Work to complete » Write out all of the data without omission, exactly as shown.

Given records »
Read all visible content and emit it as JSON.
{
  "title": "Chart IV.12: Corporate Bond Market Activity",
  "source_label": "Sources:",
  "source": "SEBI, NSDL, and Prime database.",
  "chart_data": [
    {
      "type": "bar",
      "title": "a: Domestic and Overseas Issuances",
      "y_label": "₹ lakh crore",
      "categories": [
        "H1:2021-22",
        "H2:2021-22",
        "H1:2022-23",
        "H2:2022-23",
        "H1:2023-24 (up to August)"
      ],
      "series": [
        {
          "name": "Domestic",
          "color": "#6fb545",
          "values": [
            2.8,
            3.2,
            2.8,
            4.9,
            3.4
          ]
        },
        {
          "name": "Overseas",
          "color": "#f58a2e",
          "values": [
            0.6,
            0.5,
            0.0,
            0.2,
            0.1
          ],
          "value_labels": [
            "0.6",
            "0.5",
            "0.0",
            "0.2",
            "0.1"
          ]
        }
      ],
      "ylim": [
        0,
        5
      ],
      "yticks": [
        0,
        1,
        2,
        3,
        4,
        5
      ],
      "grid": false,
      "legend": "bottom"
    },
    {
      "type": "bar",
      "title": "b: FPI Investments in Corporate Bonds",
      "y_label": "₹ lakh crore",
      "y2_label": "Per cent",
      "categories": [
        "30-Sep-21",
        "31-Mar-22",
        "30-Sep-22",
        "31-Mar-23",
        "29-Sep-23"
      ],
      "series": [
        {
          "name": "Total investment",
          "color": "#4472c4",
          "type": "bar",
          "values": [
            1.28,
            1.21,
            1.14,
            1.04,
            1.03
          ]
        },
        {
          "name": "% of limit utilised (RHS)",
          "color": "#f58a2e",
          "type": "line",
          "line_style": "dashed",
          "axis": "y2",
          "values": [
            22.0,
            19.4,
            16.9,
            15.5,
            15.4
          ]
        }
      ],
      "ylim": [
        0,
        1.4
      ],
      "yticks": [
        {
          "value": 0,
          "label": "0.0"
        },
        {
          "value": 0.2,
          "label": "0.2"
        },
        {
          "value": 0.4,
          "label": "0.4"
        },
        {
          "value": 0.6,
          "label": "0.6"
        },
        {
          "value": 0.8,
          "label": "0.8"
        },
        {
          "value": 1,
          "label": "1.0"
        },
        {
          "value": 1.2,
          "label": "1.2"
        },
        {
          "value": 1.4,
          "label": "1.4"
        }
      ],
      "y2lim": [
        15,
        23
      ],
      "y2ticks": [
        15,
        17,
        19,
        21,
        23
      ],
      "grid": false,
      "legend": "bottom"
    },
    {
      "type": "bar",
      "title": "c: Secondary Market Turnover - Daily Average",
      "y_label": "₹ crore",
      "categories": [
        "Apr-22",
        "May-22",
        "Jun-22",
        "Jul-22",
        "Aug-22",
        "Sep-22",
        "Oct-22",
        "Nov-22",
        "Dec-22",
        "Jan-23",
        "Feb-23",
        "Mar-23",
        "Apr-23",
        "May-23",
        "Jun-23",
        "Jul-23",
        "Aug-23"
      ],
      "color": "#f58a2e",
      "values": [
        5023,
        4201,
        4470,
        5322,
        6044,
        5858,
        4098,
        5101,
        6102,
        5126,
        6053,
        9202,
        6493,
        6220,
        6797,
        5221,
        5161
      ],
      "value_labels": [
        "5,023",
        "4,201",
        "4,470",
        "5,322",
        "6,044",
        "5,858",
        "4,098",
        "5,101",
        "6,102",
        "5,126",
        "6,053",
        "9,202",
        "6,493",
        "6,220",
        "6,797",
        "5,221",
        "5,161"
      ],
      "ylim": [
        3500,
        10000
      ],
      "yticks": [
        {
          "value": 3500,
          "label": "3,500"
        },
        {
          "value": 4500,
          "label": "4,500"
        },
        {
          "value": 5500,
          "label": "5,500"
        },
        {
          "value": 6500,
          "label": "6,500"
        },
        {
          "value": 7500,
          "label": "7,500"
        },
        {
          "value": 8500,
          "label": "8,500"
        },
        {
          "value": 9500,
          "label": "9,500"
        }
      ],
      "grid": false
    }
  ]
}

Reply to the exercise »
Read all visible content and emit it as JSON.
{
  "title": "Chart IV.12: Corporate Bond Market Activity",
  "source_label": "Sources:",
  "source": "SEBI, NSDL, and Prime database.",
  "chart_data": [
    {
      "type": "bar",
      "title": "a: Domestic and Overseas Issuances",
      "y_label": "₹ lakh crore",
      "categories": [
        "H1:2021-22",
        "H2:2021-22",
        "H1:2022-23",
        "H2:2022-23",
        "H1:2023-24 (up to August)"
      ],
      "series": [
        {
          "name": "Domestic",
          "color": "#6fb545",
          "values": [
            2.8,
            3.2,
            2.8,
            4.9,
            3.4
          ]
        },
        {
          "name": "Overseas",
          "color": "#f58a2e",
          "values": [
            0.6,
            0.5,
            0.0,
            0.2,
            0.1
          ],
          "value_labels": [
            "0.6",
            "0.5",
            "0.0",
            "0.2",
            "0.1"
          ]
        }
      ],
      "ylim": [
        0,
        5
      ],
      "yticks": [
        0,
        1,
        2,
        3,
        4,
        5
      ],
      "grid": false,
      "legend": "bottom"
    },
    {
      "type": "bar",
      "title": "b: FPI Investments in Corporate Bonds",
      "y_label": "₹ lakh crore",
      "y2_label": "Per cent",
      "categories": [
        "30-Sep-21",
        "31-Mar-22",
        "30-Sep-22",
        "31-Mar-23",
        "29-Sep-23"
      ],
      "series": [
        {
          "name": "Total investment",
          "color": "#4472c4",
          "type": "bar",
          "values": [
            1.28,
            1.21,
            1.14,
            1.04,
            1.03
          ]
        },
        {
          "name": "% of limit utilised (RHS)",
          "color": "#f58a2e",
          "type": "line",
          "line_style": "dashed",
          "axis": "y2",
          "values": [
            22.0,
            19.4,
            16.9,
            15.5,
            15.4
          ]
        }
      ],
      "ylim": [
        0,
        1.4
      ],
      "yticks": [
        {
          "value": 0,
          "label": "0.0"
        },
        {
          "value": 0.2,
          "label": "0.2"
        },
        {
          "value": 0.4,
          "label": "0.4"
        },
        {
          "value": 0.6,
          "label": "0.6"
        },
        {
          "value": 0.8,
          "label": "0.8"
        },
        {
          "value": 1,
          "label": "1.0"
        },
        {
          "value": 1.2,
          "label": "1.2"
        },
        {
          "value": 1.4,
          "label": "1.4"
        }
      ],
      "y2lim": [
        15,
        23
      ],
      "y2ticks": [
        15,
        17,
        19,
        21,
        23
      ],
      "grid": false,
      "legend": "bottom"
    },
    {
      "type": "bar",
      "title": "c: Secondary Market Turnover - Daily Average",
      "y_label": "₹ crore",
      "categories": [
        "Apr-22",
        "May-22",
        "Jun-22",
        "Jul-22",
        "Aug-22",
        "Sep-22",
        "Oct-22",
        "Nov-22",
        "Dec-22",
        "Jan-23",
        "Feb-23",
        "Mar-23",
        "Apr-23",
        "May-23",
        "Jun-23",
        "Jul-23",
        "Aug-23"
      ],
      "color": "#f58a2e",
      "values": [
        5023,
        4201,
        4470,
        5322,
        6044,
        5858,
        4098,
        5101,
        6102,
        5126,
        6053,
        9202,
        6493,
        6220,
        6797,
        5221,
        5161
      ],
      "value_labels": [
        "5,023",
        "4,201",
        "4,470",
        "5,322",
        "6,044",
        "5,858",
        "4,098",
        "5,101",
        "6,102",
        "5,126",
        "6,053",
        "9,202",
        "6,493",
        "6,220",
        "6,797",
        "5,221",
        "5,161"
      ],
      "ylim": [
        3500,
        10000
      ],
      "yticks": [
        {
          "value": 3500,
          "label": "3,500"
        },
        {
          "value": 4500,
          "label": "4,500"
        },
        {
          "value": 5500,
          "label": "5,500"
        },
        {
          "value": 6500,
          "label": "6,500"
        },
        {
          "value": 7500,
          "label": "7,500"
        },
        {
          "value": 8500,
          "label": "8,500"
        },
        {
          "value": 9500,
          "label": "9,500"
        }
      ],
      "grid": false
    }
  ]
}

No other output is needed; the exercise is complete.